Requirement: Below, find each line holding "into" and state how many there are, using the number alone.

Recorded data
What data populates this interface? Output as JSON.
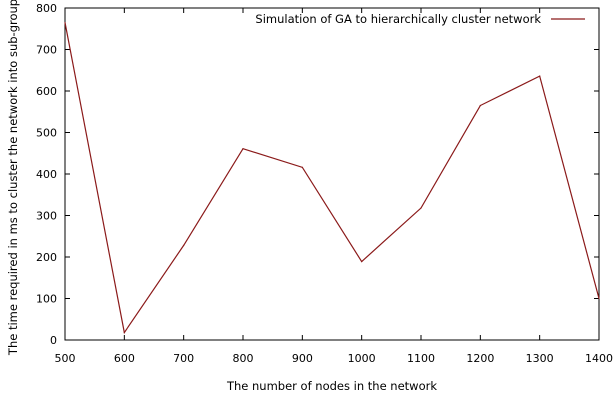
{
  "chart_data": {
    "type": "line",
    "xlabel": "The number of nodes in the network",
    "ylabel": "The time required in ms to cluster the network into sub-groups",
    "xlim": [
      500,
      1400
    ],
    "ylim": [
      0,
      800
    ],
    "xticks": [
      500,
      600,
      700,
      800,
      900,
      1000,
      1100,
      1200,
      1300,
      1400
    ],
    "yticks": [
      0,
      100,
      200,
      300,
      400,
      500,
      600,
      700,
      800
    ],
    "grid": false,
    "legend_position": "top-right",
    "series": [
      {
        "name": "Simulation of GA to hierarchically cluster network",
        "color": "#8b1a1a",
        "x": [
          500,
          600,
          700,
          800,
          900,
          1000,
          1100,
          1200,
          1300,
          1400
        ],
        "y": [
          765,
          18,
          228,
          461,
          416,
          189,
          318,
          565,
          636,
          100
        ]
      }
    ]
  }
}
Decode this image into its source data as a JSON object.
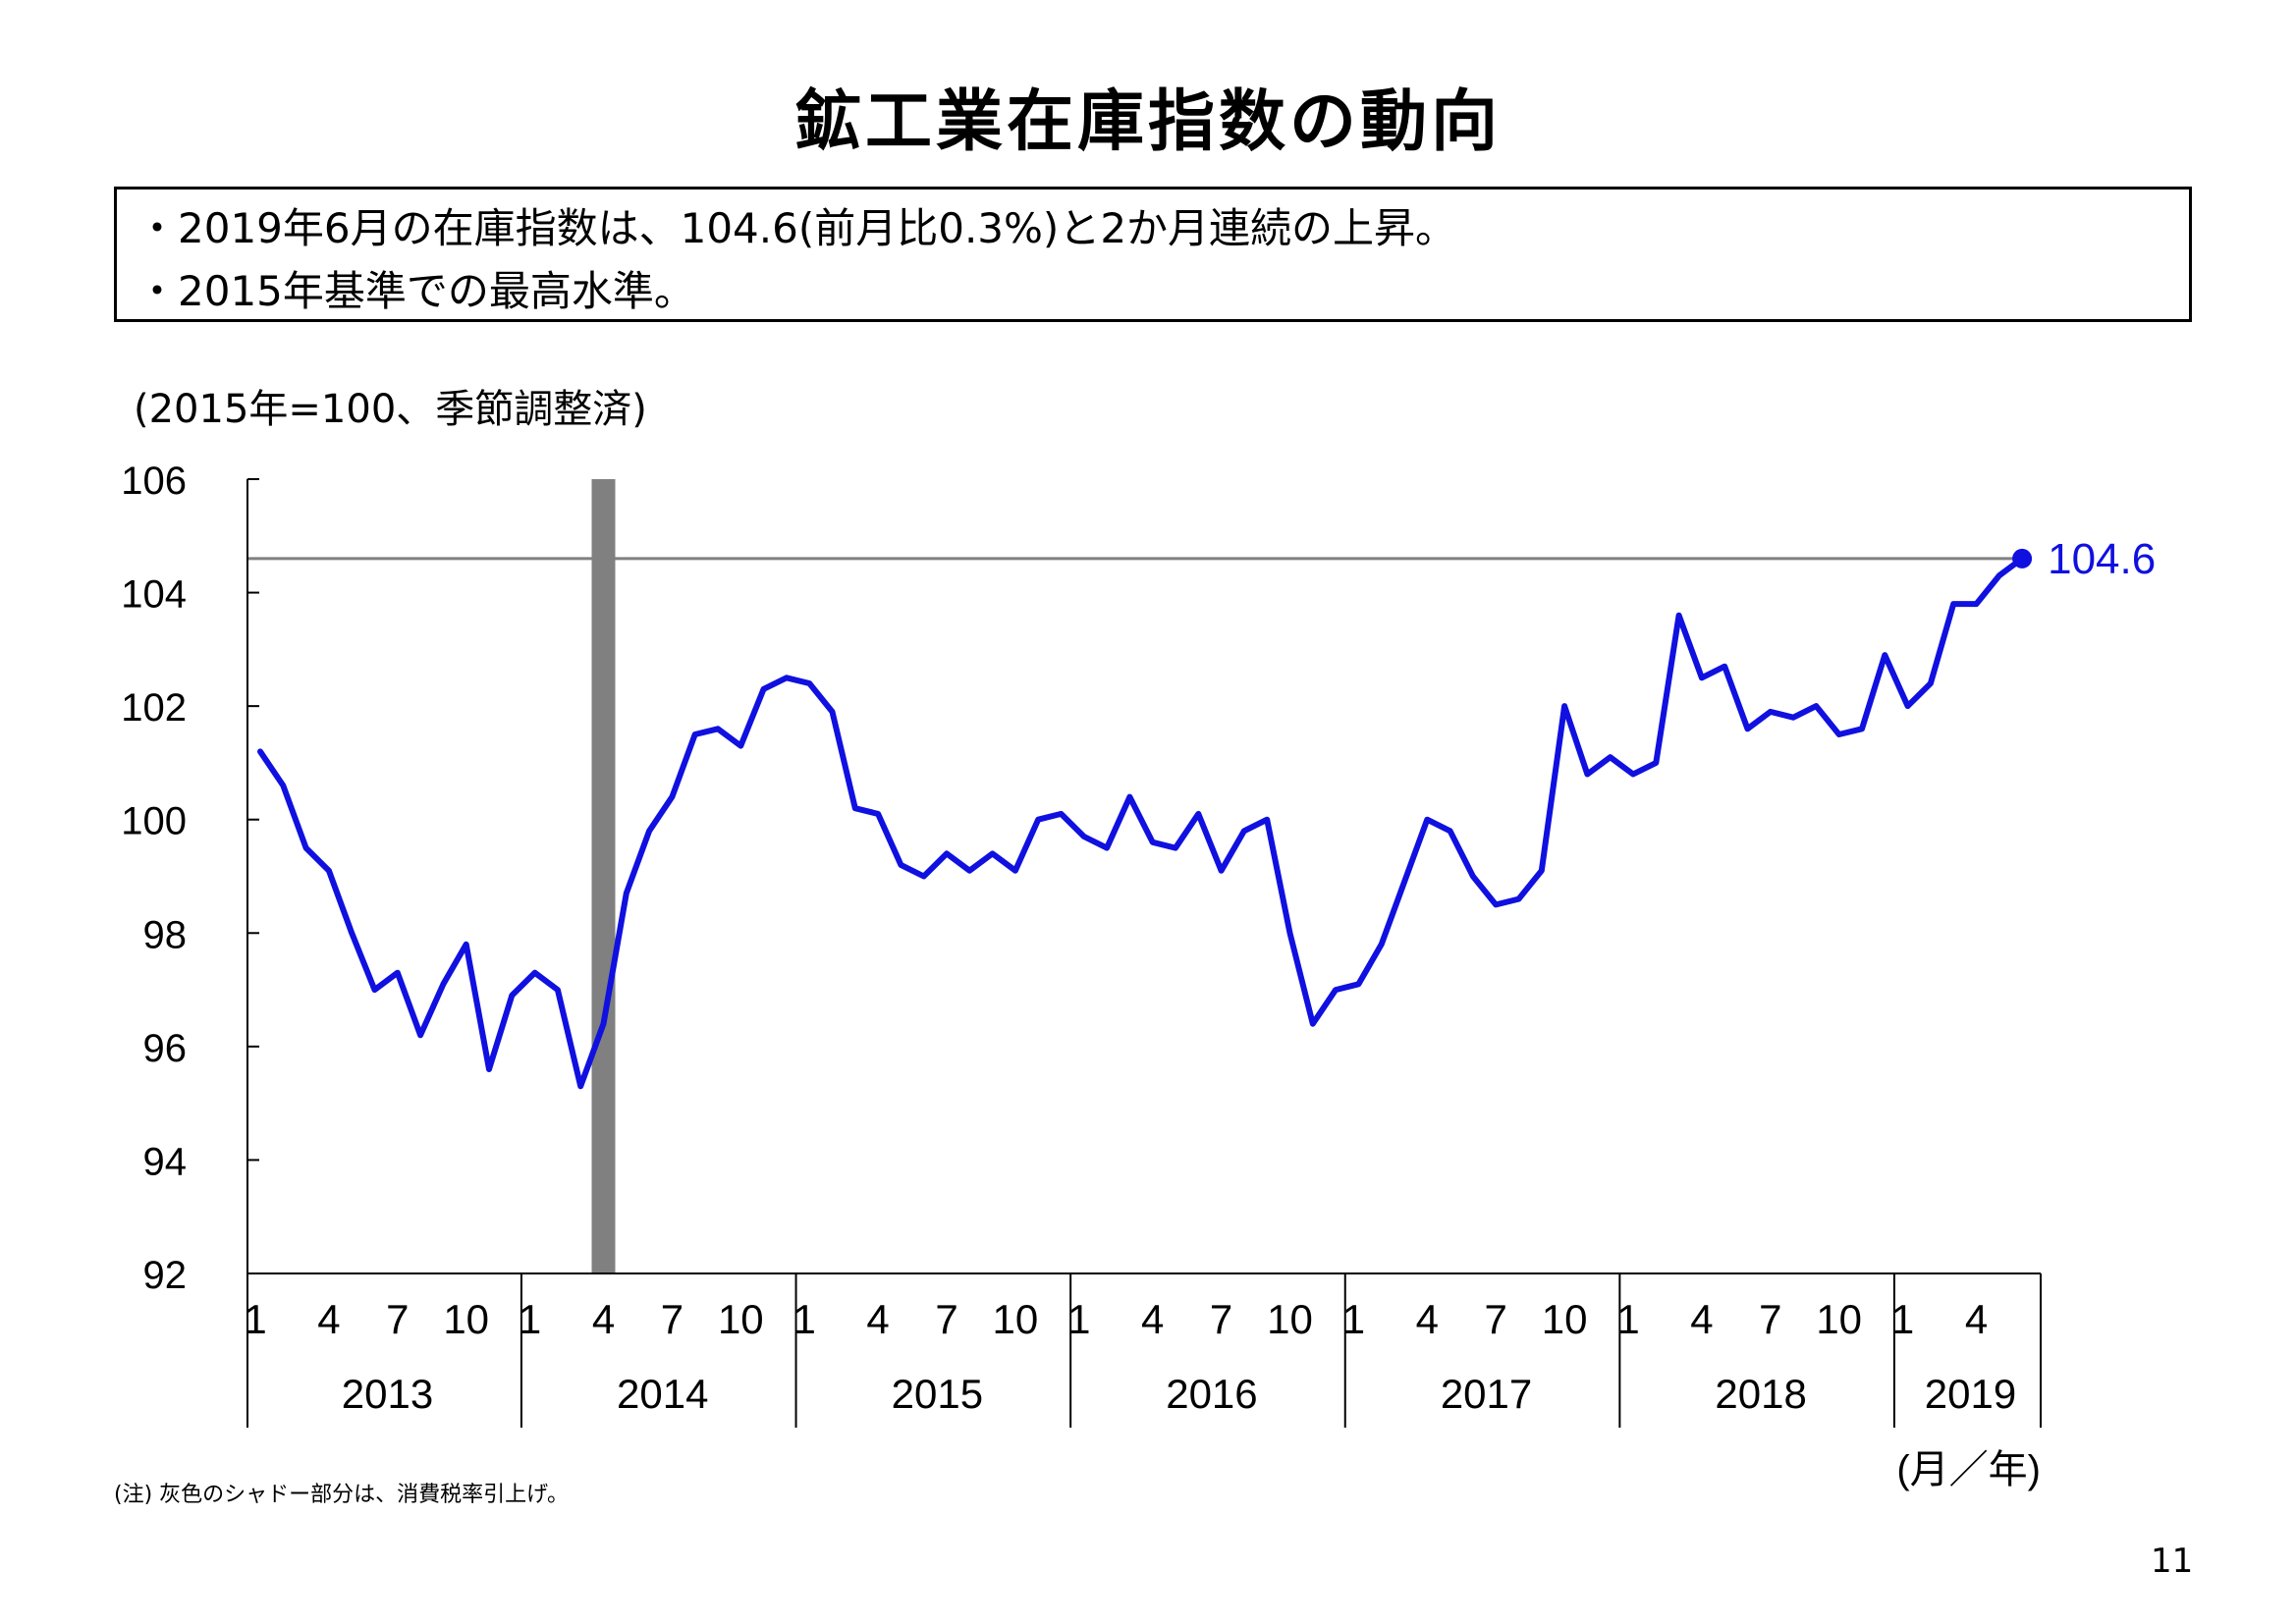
{
  "title": "鉱工業在庫指数の動向",
  "summary": [
    "・2019年6月の在庫指数は、104.6(前月比0.3%)と2か月連続の上昇。",
    "・2015年基準での最高水準。"
  ],
  "note": "(注) 灰色のシャドー部分は、消費税率引上げ。",
  "page_number": "11",
  "colors": {
    "line": "#1010e0",
    "shade": "#808080",
    "ref_line": "#808080",
    "axis": "#000000"
  },
  "chart_data": {
    "type": "line",
    "title": "",
    "unit_label": "(2015年=100、季節調整済)",
    "xlabel": "(月／年)",
    "ylim": [
      92,
      106
    ],
    "yticks": [
      92,
      94,
      96,
      98,
      100,
      102,
      104,
      106
    ],
    "years": [
      "2013",
      "2014",
      "2015",
      "2016",
      "2017",
      "2018",
      "2019"
    ],
    "month_ticks": [
      "1",
      "4",
      "7",
      "10"
    ],
    "series": [
      {
        "values": [
          101.2,
          100.6,
          99.5,
          99.1,
          98.0,
          97.0,
          97.3,
          96.2,
          97.1,
          97.8,
          95.6,
          96.9,
          97.3,
          97.0,
          95.3,
          96.4,
          98.7,
          99.8,
          100.4,
          101.5,
          101.6,
          101.3,
          102.3,
          102.5,
          102.4,
          101.9,
          100.2,
          100.1,
          99.2,
          99.0,
          99.4,
          99.1,
          99.4,
          99.1,
          100.0,
          100.1,
          99.7,
          99.5,
          100.4,
          99.6,
          99.5,
          100.1,
          99.1,
          99.8,
          100.0,
          98.0,
          96.4,
          97.0,
          97.1,
          97.8,
          98.9,
          100.0,
          99.8,
          99.0,
          98.5,
          98.6,
          99.1,
          102.0,
          100.8,
          101.1,
          100.8,
          101.0,
          103.6,
          102.5,
          102.7,
          101.6,
          101.9,
          101.8,
          102.0,
          101.5,
          101.6,
          102.9,
          102.0,
          102.4,
          103.8,
          103.8,
          104.3,
          104.6
        ]
      }
    ],
    "shade_month": "2014-04",
    "reference_line": 104.6,
    "last_label": "104.6"
  }
}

Result for this task: 2